# Assigned task:
Wherever a line in the data below holds "filled", copy that line.
---
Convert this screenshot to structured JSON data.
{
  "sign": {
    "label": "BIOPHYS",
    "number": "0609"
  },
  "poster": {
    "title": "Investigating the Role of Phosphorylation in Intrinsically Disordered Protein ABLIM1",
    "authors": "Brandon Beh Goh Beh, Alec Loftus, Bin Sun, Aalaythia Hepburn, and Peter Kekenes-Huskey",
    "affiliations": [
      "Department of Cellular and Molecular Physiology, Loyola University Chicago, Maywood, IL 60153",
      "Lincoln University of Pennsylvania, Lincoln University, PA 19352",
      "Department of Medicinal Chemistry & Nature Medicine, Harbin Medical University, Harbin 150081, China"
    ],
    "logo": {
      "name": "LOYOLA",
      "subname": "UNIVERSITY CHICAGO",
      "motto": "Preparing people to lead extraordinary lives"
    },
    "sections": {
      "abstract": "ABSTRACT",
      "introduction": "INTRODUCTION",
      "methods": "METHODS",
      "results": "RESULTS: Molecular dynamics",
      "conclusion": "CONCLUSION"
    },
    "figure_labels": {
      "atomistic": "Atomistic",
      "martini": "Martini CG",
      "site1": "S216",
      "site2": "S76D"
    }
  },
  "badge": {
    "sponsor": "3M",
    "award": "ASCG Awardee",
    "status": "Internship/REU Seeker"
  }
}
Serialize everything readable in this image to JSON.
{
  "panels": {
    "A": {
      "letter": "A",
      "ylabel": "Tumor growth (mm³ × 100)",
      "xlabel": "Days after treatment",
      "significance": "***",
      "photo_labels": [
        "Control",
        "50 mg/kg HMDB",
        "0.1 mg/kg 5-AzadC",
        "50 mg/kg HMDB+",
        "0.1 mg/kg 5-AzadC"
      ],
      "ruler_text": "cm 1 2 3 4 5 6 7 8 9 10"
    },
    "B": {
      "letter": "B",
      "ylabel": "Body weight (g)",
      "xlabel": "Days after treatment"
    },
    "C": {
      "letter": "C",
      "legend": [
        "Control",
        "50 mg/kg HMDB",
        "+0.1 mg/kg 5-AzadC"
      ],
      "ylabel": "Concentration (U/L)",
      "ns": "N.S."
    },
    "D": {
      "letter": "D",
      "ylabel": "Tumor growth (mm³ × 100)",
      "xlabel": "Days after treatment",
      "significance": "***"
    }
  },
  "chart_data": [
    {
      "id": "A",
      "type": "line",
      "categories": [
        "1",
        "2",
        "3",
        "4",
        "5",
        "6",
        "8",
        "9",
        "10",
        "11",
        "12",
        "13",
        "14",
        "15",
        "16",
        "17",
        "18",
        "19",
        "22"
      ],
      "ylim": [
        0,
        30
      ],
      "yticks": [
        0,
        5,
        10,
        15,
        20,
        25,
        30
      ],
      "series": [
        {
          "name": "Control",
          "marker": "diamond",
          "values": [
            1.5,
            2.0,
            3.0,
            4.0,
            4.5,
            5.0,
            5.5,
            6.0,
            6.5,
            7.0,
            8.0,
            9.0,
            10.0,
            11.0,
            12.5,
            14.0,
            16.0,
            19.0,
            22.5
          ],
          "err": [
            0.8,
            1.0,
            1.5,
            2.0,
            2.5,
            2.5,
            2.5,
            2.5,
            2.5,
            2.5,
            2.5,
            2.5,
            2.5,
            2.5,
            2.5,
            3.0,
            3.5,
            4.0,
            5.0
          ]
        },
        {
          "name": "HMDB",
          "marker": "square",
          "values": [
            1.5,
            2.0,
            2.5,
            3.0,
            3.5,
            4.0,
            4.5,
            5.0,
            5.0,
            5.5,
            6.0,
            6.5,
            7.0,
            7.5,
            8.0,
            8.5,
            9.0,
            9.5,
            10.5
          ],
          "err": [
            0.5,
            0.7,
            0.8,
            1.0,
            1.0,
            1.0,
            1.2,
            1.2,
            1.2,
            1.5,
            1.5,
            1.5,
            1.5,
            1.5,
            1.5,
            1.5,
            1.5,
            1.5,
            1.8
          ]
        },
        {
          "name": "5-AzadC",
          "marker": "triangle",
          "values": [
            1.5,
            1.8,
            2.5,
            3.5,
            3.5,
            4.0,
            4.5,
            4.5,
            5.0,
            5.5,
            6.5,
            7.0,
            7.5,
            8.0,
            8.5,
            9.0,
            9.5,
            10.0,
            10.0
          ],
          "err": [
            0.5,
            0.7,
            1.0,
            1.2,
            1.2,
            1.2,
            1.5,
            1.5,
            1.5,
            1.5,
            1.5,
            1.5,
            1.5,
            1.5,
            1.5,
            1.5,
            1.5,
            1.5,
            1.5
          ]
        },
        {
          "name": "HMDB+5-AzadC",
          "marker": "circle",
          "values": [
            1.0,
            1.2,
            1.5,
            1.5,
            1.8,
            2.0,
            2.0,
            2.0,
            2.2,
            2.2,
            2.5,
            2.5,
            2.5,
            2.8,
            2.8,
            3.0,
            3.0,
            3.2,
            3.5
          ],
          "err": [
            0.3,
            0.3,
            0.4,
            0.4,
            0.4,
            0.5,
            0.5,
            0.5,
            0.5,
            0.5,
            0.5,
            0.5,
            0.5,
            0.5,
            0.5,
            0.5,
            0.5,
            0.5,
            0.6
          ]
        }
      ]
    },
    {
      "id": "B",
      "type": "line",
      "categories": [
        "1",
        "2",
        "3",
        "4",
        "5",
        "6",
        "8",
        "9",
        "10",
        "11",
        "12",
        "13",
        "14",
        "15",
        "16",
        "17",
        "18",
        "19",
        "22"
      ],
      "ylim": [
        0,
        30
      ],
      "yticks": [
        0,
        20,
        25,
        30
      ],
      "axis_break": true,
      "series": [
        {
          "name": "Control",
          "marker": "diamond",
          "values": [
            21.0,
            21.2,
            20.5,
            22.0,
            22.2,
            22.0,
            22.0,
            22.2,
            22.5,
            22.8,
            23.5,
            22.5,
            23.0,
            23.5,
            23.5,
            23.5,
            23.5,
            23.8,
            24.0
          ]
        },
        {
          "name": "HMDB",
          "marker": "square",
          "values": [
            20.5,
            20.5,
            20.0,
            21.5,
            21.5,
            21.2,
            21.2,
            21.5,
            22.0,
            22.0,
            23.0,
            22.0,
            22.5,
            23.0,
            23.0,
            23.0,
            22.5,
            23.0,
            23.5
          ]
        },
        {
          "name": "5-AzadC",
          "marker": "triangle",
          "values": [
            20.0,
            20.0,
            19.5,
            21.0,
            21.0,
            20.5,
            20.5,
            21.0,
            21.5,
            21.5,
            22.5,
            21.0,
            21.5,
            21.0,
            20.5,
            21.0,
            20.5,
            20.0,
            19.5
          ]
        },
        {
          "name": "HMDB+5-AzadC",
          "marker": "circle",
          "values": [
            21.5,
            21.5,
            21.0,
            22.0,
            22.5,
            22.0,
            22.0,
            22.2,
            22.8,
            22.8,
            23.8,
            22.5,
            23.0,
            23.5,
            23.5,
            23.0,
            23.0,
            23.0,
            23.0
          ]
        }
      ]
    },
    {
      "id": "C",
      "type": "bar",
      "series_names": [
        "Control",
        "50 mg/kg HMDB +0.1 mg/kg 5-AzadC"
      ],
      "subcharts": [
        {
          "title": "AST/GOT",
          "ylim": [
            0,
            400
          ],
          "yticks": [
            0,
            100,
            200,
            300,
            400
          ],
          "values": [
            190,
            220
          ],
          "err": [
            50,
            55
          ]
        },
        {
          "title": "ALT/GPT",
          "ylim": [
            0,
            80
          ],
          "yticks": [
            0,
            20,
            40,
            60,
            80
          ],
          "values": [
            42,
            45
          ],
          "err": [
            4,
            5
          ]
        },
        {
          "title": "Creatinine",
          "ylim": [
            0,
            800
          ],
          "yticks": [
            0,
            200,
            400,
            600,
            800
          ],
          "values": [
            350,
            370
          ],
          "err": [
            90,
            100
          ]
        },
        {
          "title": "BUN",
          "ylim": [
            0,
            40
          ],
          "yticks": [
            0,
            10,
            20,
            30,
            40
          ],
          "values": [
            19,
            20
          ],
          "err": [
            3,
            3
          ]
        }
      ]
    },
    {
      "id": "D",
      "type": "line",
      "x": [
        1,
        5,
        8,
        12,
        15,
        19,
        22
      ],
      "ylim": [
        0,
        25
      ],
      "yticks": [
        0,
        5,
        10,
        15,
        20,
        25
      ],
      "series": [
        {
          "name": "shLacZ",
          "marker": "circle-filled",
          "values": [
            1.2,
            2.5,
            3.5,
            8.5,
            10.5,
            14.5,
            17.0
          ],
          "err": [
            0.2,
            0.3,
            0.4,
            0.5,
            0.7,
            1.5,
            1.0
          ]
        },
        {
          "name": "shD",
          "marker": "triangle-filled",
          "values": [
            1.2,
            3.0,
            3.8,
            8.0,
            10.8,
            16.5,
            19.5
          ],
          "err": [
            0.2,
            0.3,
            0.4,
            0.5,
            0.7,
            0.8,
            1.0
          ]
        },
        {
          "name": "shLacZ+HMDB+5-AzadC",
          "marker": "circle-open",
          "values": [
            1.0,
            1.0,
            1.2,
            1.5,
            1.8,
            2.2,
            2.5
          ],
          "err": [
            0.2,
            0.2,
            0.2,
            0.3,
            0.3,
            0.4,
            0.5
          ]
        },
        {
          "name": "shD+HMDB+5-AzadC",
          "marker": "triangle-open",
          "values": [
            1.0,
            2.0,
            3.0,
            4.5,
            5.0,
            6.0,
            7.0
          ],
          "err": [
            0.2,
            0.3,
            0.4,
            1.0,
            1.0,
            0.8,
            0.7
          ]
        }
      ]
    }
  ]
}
---
# Exercise result:
          "marker": "circle-filled",
          "marker": "triangle-filled",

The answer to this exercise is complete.